* Text shown:

_ _ _ _ _ _ _

Even as i see signs of failure or things to worry about, i refuse to let go of this. i dont know if that is good or bad...

Posting with permission and constant supervision. May I someday wear his mark and collar.

31 Oct 09, 5:04 PM
297-440-487
US(CA), 2 yrs
i feel your pain....i have walked in your shoes....my very first real life Master owned a slave and up front in the beginning i was told that i would never be owned by Him...that He would give me the training i was seeking in moving from online to real life ...but He would never fully be my Master....

i think that submissives do fall in love with their Master, trainer, mentor, ect....it is the depth that we expose ourselves...my trainer in every sense of the word was "Master" to me....i felt deeply....it only lasted a year....i too had the same hopes as you....that perhaps he would fall in love with me...that i could change Him...that if i surrendered all that i was how could He not fall in love with me and in the end own me...there is where the fatal flaw begins.

_ _ _ _ _ _ _

* Supplied records:

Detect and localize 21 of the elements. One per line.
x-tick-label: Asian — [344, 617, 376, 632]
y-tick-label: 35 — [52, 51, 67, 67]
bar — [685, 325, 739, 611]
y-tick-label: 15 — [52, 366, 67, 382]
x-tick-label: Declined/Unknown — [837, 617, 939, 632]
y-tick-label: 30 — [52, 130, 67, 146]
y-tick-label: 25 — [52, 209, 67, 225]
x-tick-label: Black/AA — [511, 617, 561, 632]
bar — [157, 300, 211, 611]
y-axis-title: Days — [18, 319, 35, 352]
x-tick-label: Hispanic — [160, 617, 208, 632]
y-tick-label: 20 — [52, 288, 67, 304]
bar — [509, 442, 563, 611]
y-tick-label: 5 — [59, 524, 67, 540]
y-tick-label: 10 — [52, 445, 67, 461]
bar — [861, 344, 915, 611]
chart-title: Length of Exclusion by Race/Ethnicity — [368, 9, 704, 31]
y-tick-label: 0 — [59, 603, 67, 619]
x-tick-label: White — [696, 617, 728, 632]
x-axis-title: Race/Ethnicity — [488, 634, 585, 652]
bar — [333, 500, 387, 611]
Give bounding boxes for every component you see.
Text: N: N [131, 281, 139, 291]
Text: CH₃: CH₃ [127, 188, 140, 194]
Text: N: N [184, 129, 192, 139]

_ _ _ _ _ _ _

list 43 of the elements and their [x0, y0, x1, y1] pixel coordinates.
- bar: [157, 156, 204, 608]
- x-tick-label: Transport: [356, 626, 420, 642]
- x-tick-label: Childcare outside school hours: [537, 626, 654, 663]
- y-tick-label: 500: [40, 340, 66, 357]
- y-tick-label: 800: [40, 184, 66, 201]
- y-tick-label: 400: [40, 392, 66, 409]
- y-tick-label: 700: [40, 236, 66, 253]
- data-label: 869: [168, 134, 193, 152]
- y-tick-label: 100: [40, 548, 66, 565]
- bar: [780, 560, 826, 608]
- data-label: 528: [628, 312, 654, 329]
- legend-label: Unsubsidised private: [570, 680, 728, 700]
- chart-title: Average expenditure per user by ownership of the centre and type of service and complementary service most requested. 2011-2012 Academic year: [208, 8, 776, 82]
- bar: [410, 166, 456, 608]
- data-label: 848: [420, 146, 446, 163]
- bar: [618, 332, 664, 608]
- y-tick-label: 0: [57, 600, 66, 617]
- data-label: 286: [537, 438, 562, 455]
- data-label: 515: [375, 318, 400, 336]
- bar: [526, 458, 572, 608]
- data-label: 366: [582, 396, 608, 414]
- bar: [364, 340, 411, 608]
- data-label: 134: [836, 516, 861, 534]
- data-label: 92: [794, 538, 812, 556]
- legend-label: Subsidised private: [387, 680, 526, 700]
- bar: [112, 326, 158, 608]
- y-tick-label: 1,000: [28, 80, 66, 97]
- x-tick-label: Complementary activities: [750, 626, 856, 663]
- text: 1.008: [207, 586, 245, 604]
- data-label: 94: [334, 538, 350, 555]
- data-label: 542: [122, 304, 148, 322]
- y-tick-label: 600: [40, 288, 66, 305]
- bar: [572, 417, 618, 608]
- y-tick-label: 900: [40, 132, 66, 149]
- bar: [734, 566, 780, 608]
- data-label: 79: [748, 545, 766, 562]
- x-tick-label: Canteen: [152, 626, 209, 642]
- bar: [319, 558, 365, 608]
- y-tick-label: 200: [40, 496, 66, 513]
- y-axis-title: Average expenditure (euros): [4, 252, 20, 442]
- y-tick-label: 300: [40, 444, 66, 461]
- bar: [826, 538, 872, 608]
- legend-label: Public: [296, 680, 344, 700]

_ _ _ _ _ _ _

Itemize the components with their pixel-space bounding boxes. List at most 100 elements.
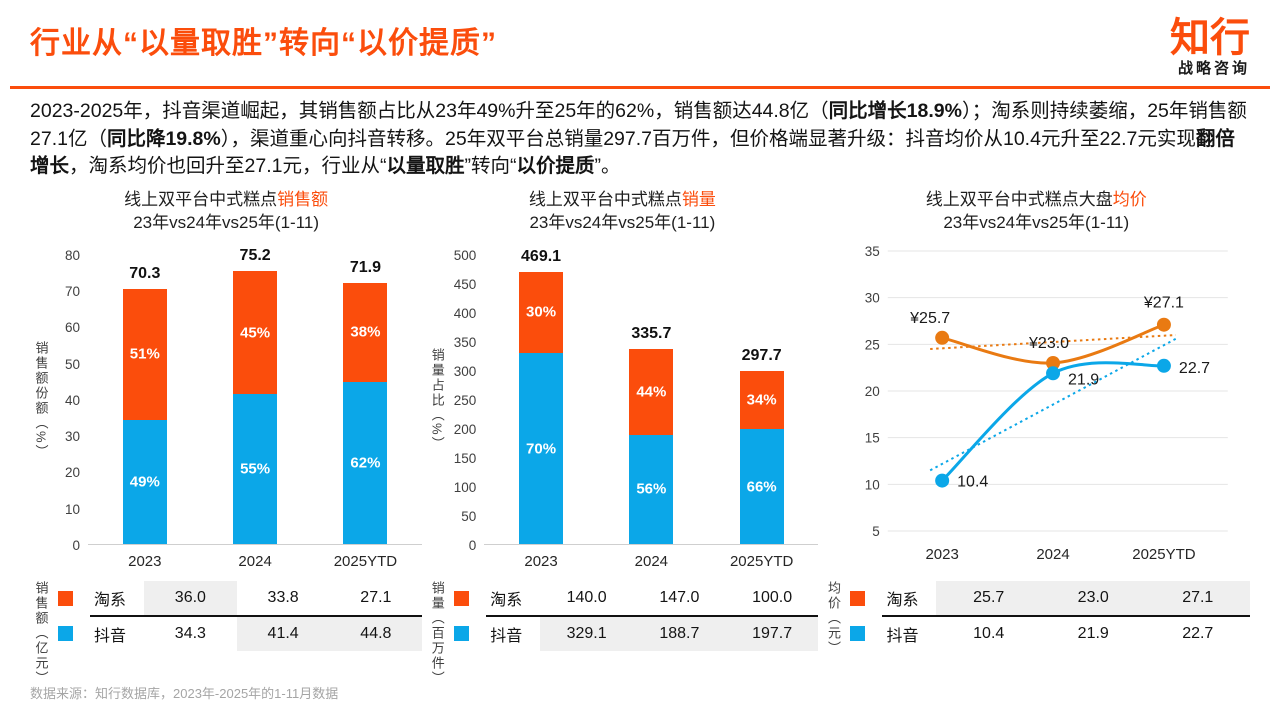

_ _ _ _ _ _ _

* Work to do:
#1 In the forum post, which roles does the second writer say submissives fall in love with? List each one.
#2 According to the forum post, how long did the second writer's time with the trainer last?
#3 Reproduce the passage of the forum post starting at "Even as i see" and ending at "mark and collar.".
The data are separate material and have nothing to do with the forum post.

* Written responses:
#1 Master, trainer, mentor

#2 It only lasted a year.

#3
Even as i see signs of failure or things to worry about, i refuse to let go of this. i dont know if that is good or bad...

Posting with permission and constant supervision. May I someday wear his mark and collar.